> Do this:
Quote the records in full and leave their pictures out.
○ ○ ○ ○
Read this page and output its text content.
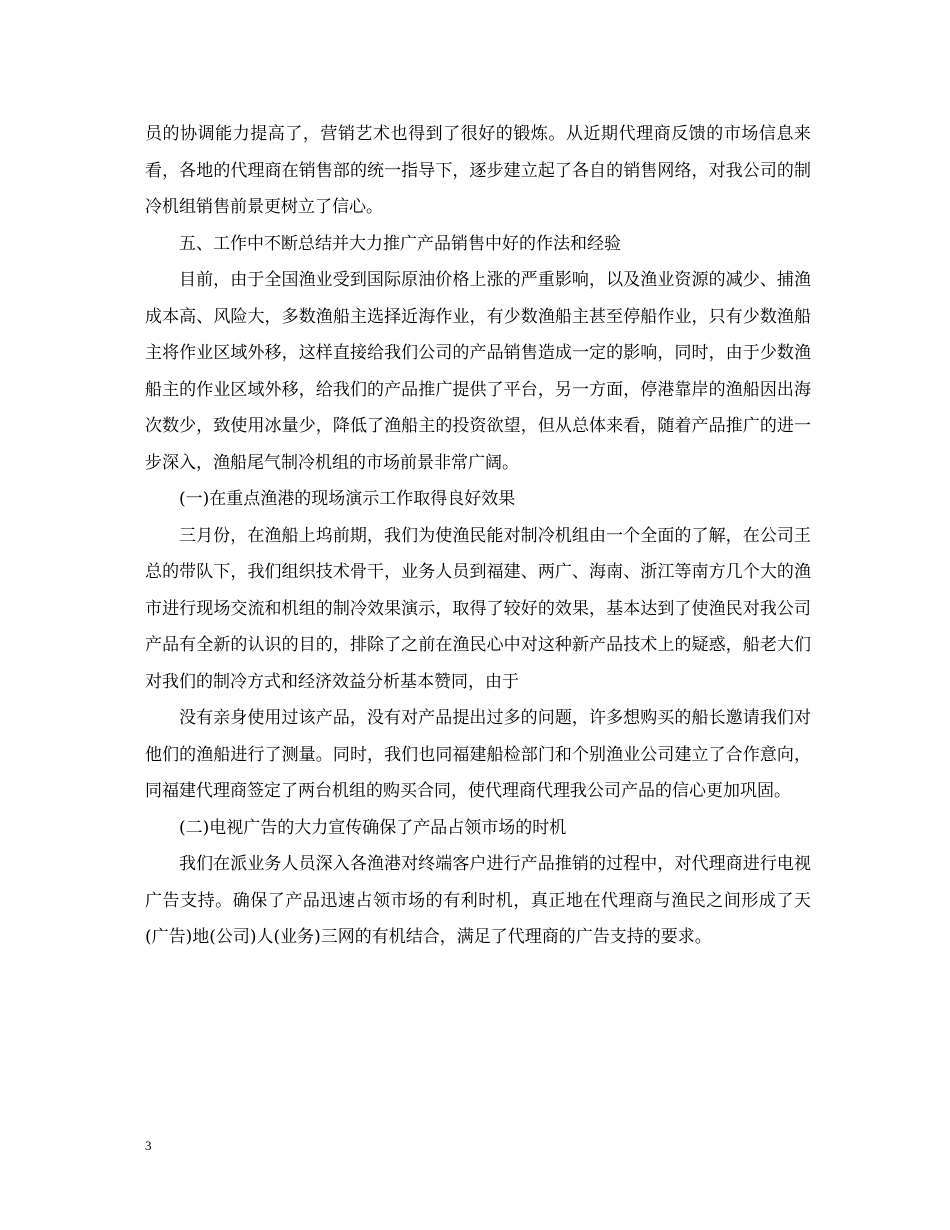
员的协调能力提高了，营销艺术也得到了很好的锻炼。从近期代理商反馈的市场信息来看，各地的代理商在销售部的统一指导下，逐步建立起了各自的销售网络，对我公司的制冷机组销售前景更树立了信心。

五、工作中不断总结并大力推广产品销售中好的作法和经验

目前，由于全国渔业受到国际原油价格上涨的严重影响，以及渔业资源的减少、捕渔成本高、风险大，多数渔船主选择近海作业，有少数渔船主甚至停船作业，只有少数渔船主将作业区域外移，这样直接给我们公司的产品销售造成一定的影响，同时，由于少数渔船主的作业区域外移，给我们的产品推广提供了平台，另一方面，停港靠岸的渔船因出海次数少，致使用冰量少，降低了渔船主的投资欲望，但从总体来看，随着产品推广的进一步深入，渔船尾气制冷机组的市场前景非常广阔。

(一)在重点渔港的现场演示工作取得良好效果

三月份，在渔船上坞前期，我们为使渔民能对制冷机组由一个全面的了解，在公司王总的带队下，我们组织技术骨干，业务人员到福建、两广、海南、浙江等南方几个大的渔市进行现场交流和机组的制冷效果演示，取得了较好的效果，基本达到了使渔民对我公司产品有全新的认识的目的，排除了之前在渔民心中对这种新产品技术上的疑惑，船老大们对我们的制冷方式和经济效益分析基本赞同，由于

没有亲身使用过该产品，没有对产品提出过多的问题，许多想购买的船长邀请我们对他们的渔船进行了测量。同时，我们也同福建船检部门和个别渔业公司建立了合作意向，同福建代理商签定了两台机组的购买合同，使代理商代理我公司产品的信心更加巩固。

(二)电视广告的大力宣传确保了产品占领市场的时机

我们在派业务人员深入各渔港对终端客户进行产品推销的过程中，对代理商进行电视广告支持。确保了产品迅速占领市场的有利时机，真正地在代理商与渔民之间形成了天(广告)地(公司)人(业务)三网的有机结合，满足了代理商的广告支持的要求。

3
○ ○ ○ ○
> Solution to this problem:
Read this page and output its text content.
员的协调能力提高了，营销艺术也得到了很好的锻炼。从近期代理商反馈的市场信息来看，各地的代理商在销售部的统一指导下，逐步建立起了各自的销售网络，对我公司的制冷机组销售前景更树立了信心。

五、工作中不断总结并大力推广产品销售中好的作法和经验

目前，由于全国渔业受到国际原油价格上涨的严重影响，以及渔业资源的减少、捕渔成本高、风险大，多数渔船主选择近海作业，有少数渔船主甚至停船作业，只有少数渔船主将作业区域外移，这样直接给我们公司的产品销售造成一定的影响，同时，由于少数渔船主的作业区域外移，给我们的产品推广提供了平台，另一方面，停港靠岸的渔船因出海次数少，致使用冰量少，降低了渔船主的投资欲望，但从总体来看，随着产品推广的进一步深入，渔船尾气制冷机组的市场前景非常广阔。

(一)在重点渔港的现场演示工作取得良好效果

三月份，在渔船上坞前期，我们为使渔民能对制冷机组由一个全面的了解，在公司王总的带队下，我们组织技术骨干，业务人员到福建、两广、海南、浙江等南方几个大的渔市进行现场交流和机组的制冷效果演示，取得了较好的效果，基本达到了使渔民对我公司产品有全新的认识的目的，排除了之前在渔民心中对这种新产品技术上的疑惑，船老大们对我们的制冷方式和经济效益分析基本赞同，由于

没有亲身使用过该产品，没有对产品提出过多的问题，许多想购买的船长邀请我们对他们的渔船进行了测量。同时，我们也同福建船检部门和个别渔业公司建立了合作意向，同福建代理商签定了两台机组的购买合同，使代理商代理我公司产品的信心更加巩固。

(二)电视广告的大力宣传确保了产品占领市场的时机

我们在派业务人员深入各渔港对终端客户进行产品推销的过程中，对代理商进行电视广告支持。确保了产品迅速占领市场的有利时机，真正地在代理商与渔民之间形成了天(广告)地(公司)人(业务)三网的有机结合，满足了代理商的广告支持的要求。

3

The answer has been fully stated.